──────── Supplied records ────────

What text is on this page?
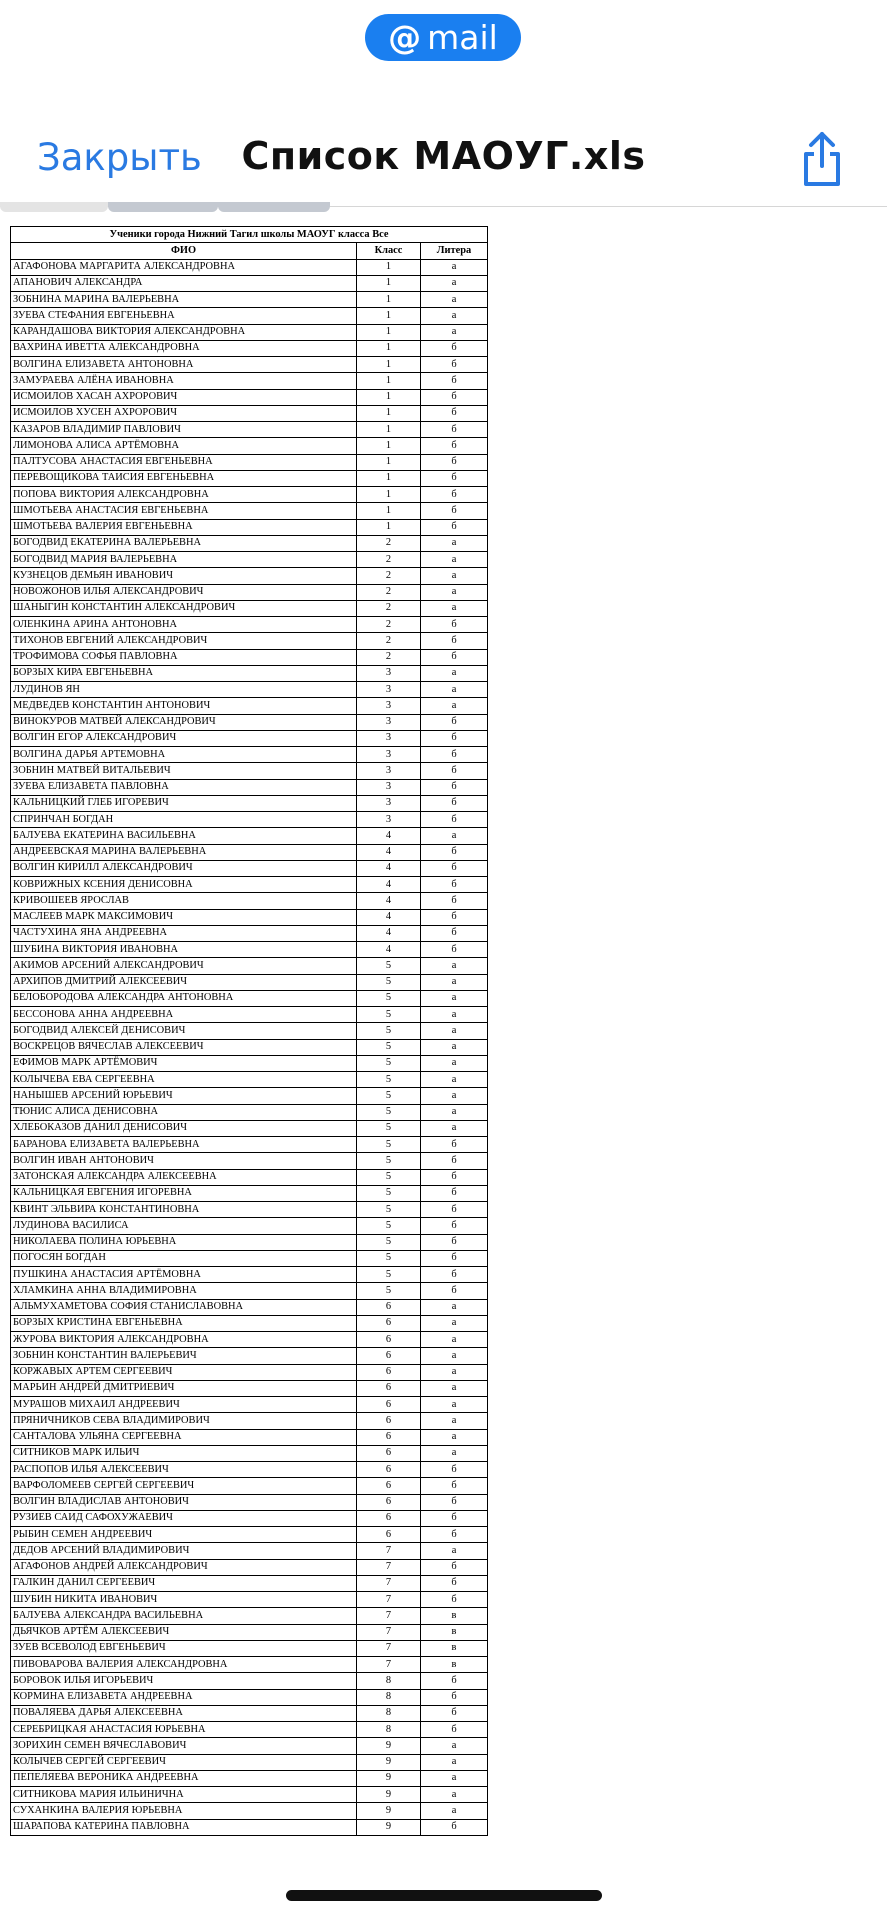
@ mail
Закрыть	Список МАОУГ.xls
Ученики города Нижний Тагил школы МАОУГ класса Все		
ФИО	Класс	Литера
АГАФОНОВА МАРГАРИТА АЛЕКСАНДРОВНА	1	а
АПАНОВИЧ АЛЕКСАНДРА	1	а
ЗОБНИНА МАРИНА ВАЛЕРЬЕВНА	1	а
ЗУЕВА СТЕФАНИЯ ЕВГЕНЬЕВНА	1	а
КАРАНДАШОВА ВИКТОРИЯ АЛЕКСАНДРОВНА	1	а
ВАХРИНА ИВЕТТА АЛЕКСАНДРОВНА	1	б
ВОЛГИНА ЕЛИЗАВЕТА АНТОНОВНА	1	б
ЗАМУРАЕВА АЛЁНА ИВАНОВНА	1	б
ИСМОИЛОВ ХАСАН АХРОРОВИЧ	1	б
ИСМОИЛОВ ХУСЕН АХРОРОВИЧ	1	б
КАЗАРОВ ВЛАДИМИР ПАВЛОВИЧ	1	б
ЛИМОНОВА АЛИСА АРТЁМОВНА	1	б
ПАЛТУСОВА АНАСТАСИЯ ЕВГЕНЬЕВНА	1	б
ПЕРЕВОЩИКОВА ТАИСИЯ ЕВГЕНЬЕВНА	1	б
ПОПОВА ВИКТОРИЯ АЛЕКСАНДРОВНА	1	б
ШМОТЬЕВА АНАСТАСИЯ ЕВГЕНЬЕВНА	1	б
ШМОТЬЕВА ВАЛЕРИЯ ЕВГЕНЬЕВНА	1	б
БОГОДВИД ЕКАТЕРИНА ВАЛЕРЬЕВНА	2	а
БОГОДВИД МАРИЯ ВАЛЕРЬЕВНА	2	а
КУЗНЕЦОВ ДЕМЬЯН ИВАНОВИЧ	2	а
НОВОЖОНОВ ИЛЬЯ АЛЕКСАНДРОВИЧ	2	а
ШАНЫГИН КОНСТАНТИН АЛЕКСАНДРОВИЧ	2	а
ОЛЕНКИНА АРИНА АНТОНОВНА	2	б
ТИХОНОВ ЕВГЕНИЙ АЛЕКСАНДРОВИЧ	2	б
ТРОФИМОВА СОФЬЯ ПАВЛОВНА	2	б
БОРЗЫХ КИРА ЕВГЕНЬЕВНА	3	а
ЛУДИНОВ ЯН	3	а
МЕДВЕДЕВ КОНСТАНТИН АНТОНОВИЧ	3	а
ВИНОКУРОВ МАТВЕЙ АЛЕКСАНДРОВИЧ	3	б
ВОЛГИН ЕГОР АЛЕКСАНДРОВИЧ	3	б
ВОЛГИНА ДАРЬЯ АРТЕМОВНА	3	б
ЗОБНИН МАТВЕЙ ВИТАЛЬЕВИЧ	3	б
ЗУЕВА ЕЛИЗАВЕТА ПАВЛОВНА	3	б
КАЛЬНИЦКИЙ ГЛЕБ ИГОРЕВИЧ	3	б
СПРИНЧАН БОГДАН	3	б
БАЛУЕВА ЕКАТЕРИНА ВАСИЛЬЕВНА	4	а
АНДРЕЕВСКАЯ МАРИНА ВАЛЕРЬЕВНА	4	б
ВОЛГИН КИРИЛЛ АЛЕКСАНДРОВИЧ	4	б
КОВРИЖНЫХ КСЕНИЯ ДЕНИСОВНА	4	б
КРИВОШЕЕВ ЯРОСЛАВ	4	б
МАСЛЕЕВ МАРК МАКСИМОВИЧ	4	б
ЧАСТУХИНА ЯНА АНДРЕЕВНА	4	б
ШУБИНА ВИКТОРИЯ ИВАНОВНА	4	б
АКИМОВ АРСЕНИЙ АЛЕКСАНДРОВИЧ	5	а
АРХИПОВ ДМИТРИЙ АЛЕКСЕЕВИЧ	5	а
БЕЛОБОРОДОВА АЛЕКСАНДРА АНТОНОВНА	5	а
БЕССОНОВА АННА АНДРЕЕВНА	5	а
БОГОДВИД АЛЕКСЕЙ ДЕНИСОВИЧ	5	а
ВОСКРЕЦОВ ВЯЧЕСЛАВ АЛЕКСЕЕВИЧ	5	а
ЕФИМОВ МАРК АРТЁМОВИЧ	5	а
КОЛЫЧЕВА ЕВА СЕРГЕЕВНА	5	а
НАНЫШЕВ АРСЕНИЙ ЮРЬЕВИЧ	5	а
ТЮНИС АЛИСА ДЕНИСОВНА	5	а
ХЛЕБОКАЗОВ ДАНИЛ ДЕНИСОВИЧ	5	а
БАРАНОВА ЕЛИЗАВЕТА ВАЛЕРЬЕВНА	5	б
ВОЛГИН ИВАН АНТОНОВИЧ	5	б
ЗАТОНСКАЯ АЛЕКСАНДРА АЛЕКСЕЕВНА	5	б
КАЛЬНИЦКАЯ ЕВГЕНИЯ ИГОРЕВНА	5	б
КВИНТ ЭЛЬВИРА КОНСТАНТИНОВНА	5	б
ЛУДИНОВА ВАСИЛИСА	5	б
НИКОЛАЕВА ПОЛИНА ЮРЬЕВНА	5	б
ПОГОСЯН БОГДАН	5	б
ПУШКИНА АНАСТАСИЯ АРТЁМОВНА	5	б
ХЛАМКИНА АННА ВЛАДИМИРОВНА	5	б
АЛЬМУХАМЕТОВА СОФИЯ СТАНИСЛАВОВНА	6	а
БОРЗЫХ КРИСТИНА ЕВГЕНЬЕВНА	6	а
ЖУРОВА ВИКТОРИЯ АЛЕКСАНДРОВНА	6	а
ЗОБНИН КОНСТАНТИН ВАЛЕРЬЕВИЧ	6	а
КОРЖАВЫХ АРТЕМ СЕРГЕЕВИЧ	6	а
МАРЬИН АНДРЕЙ ДМИТРИЕВИЧ	6	а
МУРАШОВ МИХАИЛ АНДРЕЕВИЧ	6	а
ПРЯНИЧНИКОВ СЕВА ВЛАДИМИРОВИЧ	6	а
САНТАЛОВА УЛЬЯНА СЕРГЕЕВНА	6	а
СИТНИКОВ МАРК ИЛЬИЧ	6	а
РАСПОПОВ ИЛЬЯ АЛЕКСЕЕВИЧ	6	б
ВАРФОЛОМЕЕВ СЕРГЕЙ СЕРГЕЕВИЧ	6	б
ВОЛГИН ВЛАДИСЛАВ АНТОНОВИЧ	6	б
РУЗИЕВ САИД САФОХУЖАЕВИЧ	6	б
РЫБИН СЕМЕН АНДРЕЕВИЧ	6	б
ДЕДОВ АРСЕНИЙ ВЛАДИМИРОВИЧ	7	а
АГАФОНОВ АНДРЕЙ АЛЕКСАНДРОВИЧ	7	б
ГАЛКИН ДАНИЛ СЕРГЕЕВИЧ	7	б
ШУБИН НИКИТА ИВАНОВИЧ	7	б
БАЛУЕВА АЛЕКСАНДРА ВАСИЛЬЕВНА	7	в
ДЬЯЧКОВ АРТЁМ АЛЕКСЕЕВИЧ	7	в
ЗУЕВ ВСЕВОЛОД ЕВГЕНЬЕВИЧ	7	в
ПИВОВАРОВА ВАЛЕРИЯ АЛЕКСАНДРОВНА	7	в
БОРОВОК ИЛЬЯ ИГОРЬЕВИЧ	8	б
КОРМИНА ЕЛИЗАВЕТА АНДРЕЕВНА	8	б
ПОВАЛЯЕВА ДАРЬЯ АЛЕКСЕЕВНА	8	б
СЕРЕБРИЦКАЯ АНАСТАСИЯ ЮРЬЕВНА	8	б
ЗОРИХИН СЕМЕН ВЯЧЕСЛАВОВИЧ	9	а
КОЛЫЧЕВ СЕРГЕЙ СЕРГЕЕВИЧ	9	а
ПЕПЕЛЯЕВА ВЕРОНИКА АНДРЕЕВНА	9	а
СИТНИКОВА МАРИЯ ИЛЬИНИЧНА	9	а
СУХАНКИНА ВАЛЕРИЯ ЮРЬЕВНА	9	а
ШАРАПОВА КАТЕРИНА ПАВЛОВНА	9	б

────────

Search the data above for the string "БОГДАН" and copy each line that has it.

■ Expected output ■
СПРИНЧАН БОГДАН	3	б
ПОГОСЯН БОГДАН	5	б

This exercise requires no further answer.